* [Task] The records that follow should be retyped word for word.

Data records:

/---

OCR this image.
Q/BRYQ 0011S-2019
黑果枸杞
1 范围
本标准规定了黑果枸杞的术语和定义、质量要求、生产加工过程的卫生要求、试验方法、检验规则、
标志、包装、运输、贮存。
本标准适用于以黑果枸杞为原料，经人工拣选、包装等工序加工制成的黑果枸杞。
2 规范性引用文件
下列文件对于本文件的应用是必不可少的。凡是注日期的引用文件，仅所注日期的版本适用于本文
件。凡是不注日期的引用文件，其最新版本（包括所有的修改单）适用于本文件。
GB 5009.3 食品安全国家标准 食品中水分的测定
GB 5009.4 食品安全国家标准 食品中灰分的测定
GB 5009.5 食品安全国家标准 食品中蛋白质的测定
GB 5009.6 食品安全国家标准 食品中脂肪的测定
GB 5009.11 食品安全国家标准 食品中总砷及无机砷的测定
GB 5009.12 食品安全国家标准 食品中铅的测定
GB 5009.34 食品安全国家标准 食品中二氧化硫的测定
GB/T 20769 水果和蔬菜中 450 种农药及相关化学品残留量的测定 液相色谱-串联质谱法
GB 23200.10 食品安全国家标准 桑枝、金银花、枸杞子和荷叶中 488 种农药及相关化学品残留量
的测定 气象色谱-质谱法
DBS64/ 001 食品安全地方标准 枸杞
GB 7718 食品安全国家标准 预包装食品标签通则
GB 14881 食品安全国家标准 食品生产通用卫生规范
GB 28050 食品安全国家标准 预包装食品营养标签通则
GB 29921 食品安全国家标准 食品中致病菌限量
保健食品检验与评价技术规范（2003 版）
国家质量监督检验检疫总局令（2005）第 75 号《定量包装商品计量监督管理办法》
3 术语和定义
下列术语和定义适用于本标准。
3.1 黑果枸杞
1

\---

* [Output]
OCR this image.
Q/BRYQ 0011S-2019
黑果枸杞
1 范围
本标准规定了黑果枸杞的术语和定义、质量要求、生产加工过程的卫生要求、试验方法、检验规则、
标志、包装、运输、贮存。
本标准适用于以黑果枸杞为原料，经人工拣选、包装等工序加工制成的黑果枸杞。
2 规范性引用文件
下列文件对于本文件的应用是必不可少的。凡是注日期的引用文件，仅所注日期的版本适用于本文
件。凡是不注日期的引用文件，其最新版本（包括所有的修改单）适用于本文件。
GB 5009.3 食品安全国家标准 食品中水分的测定
GB 5009.4 食品安全国家标准 食品中灰分的测定
GB 5009.5 食品安全国家标准 食品中蛋白质的测定
GB 5009.6 食品安全国家标准 食品中脂肪的测定
GB 5009.11 食品安全国家标准 食品中总砷及无机砷的测定
GB 5009.12 食品安全国家标准 食品中铅的测定
GB 5009.34 食品安全国家标准 食品中二氧化硫的测定
GB/T 20769 水果和蔬菜中 450 种农药及相关化学品残留量的测定 液相色谱-串联质谱法
GB 23200.10 食品安全国家标准 桑枝、金银花、枸杞子和荷叶中 488 种农药及相关化学品残留量
的测定 气象色谱-质谱法
DBS64/ 001 食品安全地方标准 枸杞
GB 7718 食品安全国家标准 预包装食品标签通则
GB 14881 食品安全国家标准 食品生产通用卫生规范
GB 28050 食品安全国家标准 预包装食品营养标签通则
GB 29921 食品安全国家标准 食品中致病菌限量
保健食品检验与评价技术规范（2003 版）
国家质量监督检验检疫总局令（2005）第 75 号《定量包装商品计量监督管理办法》
3 术语和定义
下列术语和定义适用于本标准。
3.1 黑果枸杞
1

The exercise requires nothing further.